[begin Information shown]
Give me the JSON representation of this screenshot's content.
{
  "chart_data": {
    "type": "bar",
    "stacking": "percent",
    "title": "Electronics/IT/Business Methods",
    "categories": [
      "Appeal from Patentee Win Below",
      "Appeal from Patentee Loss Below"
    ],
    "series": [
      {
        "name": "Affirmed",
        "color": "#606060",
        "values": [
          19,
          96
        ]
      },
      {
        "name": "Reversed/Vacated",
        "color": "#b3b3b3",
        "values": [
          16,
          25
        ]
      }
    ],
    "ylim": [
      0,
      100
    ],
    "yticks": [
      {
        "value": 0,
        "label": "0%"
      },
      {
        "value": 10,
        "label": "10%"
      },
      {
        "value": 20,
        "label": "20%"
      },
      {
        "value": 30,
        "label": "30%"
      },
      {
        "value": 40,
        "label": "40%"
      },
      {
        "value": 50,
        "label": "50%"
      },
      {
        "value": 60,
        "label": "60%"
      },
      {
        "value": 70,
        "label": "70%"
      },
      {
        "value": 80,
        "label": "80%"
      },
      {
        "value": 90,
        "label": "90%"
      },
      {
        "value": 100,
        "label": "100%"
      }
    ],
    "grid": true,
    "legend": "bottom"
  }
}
[end Information shown]
**Exercise:**
Restate each record word for word.

**Finished answer:**
Give me the JSON representation of this screenshot's content.
{
  "chart_data": {
    "type": "bar",
    "stacking": "percent",
    "title": "Electronics/IT/Business Methods",
    "categories": [
      "Appeal from Patentee Win Below",
      "Appeal from Patentee Loss Below"
    ],
    "series": [
      {
        "name": "Affirmed",
        "color": "#606060",
        "values": [
          19,
          96
        ]
      },
      {
        "name": "Reversed/Vacated",
        "color": "#b3b3b3",
        "values": [
          16,
          25
        ]
      }
    ],
    "ylim": [
      0,
      100
    ],
    "yticks": [
      {
        "value": 0,
        "label": "0%"
      },
      {
        "value": 10,
        "label": "10%"
      },
      {
        "value": 20,
        "label": "20%"
      },
      {
        "value": 30,
        "label": "30%"
      },
      {
        "value": 40,
        "label": "40%"
      },
      {
        "value": 50,
        "label": "50%"
      },
      {
        "value": 60,
        "label": "60%"
      },
      {
        "value": 70,
        "label": "70%"
      },
      {
        "value": 80,
        "label": "80%"
      },
      {
        "value": 90,
        "label": "90%"
      },
      {
        "value": 100,
        "label": "100%"
      }
    ],
    "grid": true,
    "legend": "bottom"
  }
}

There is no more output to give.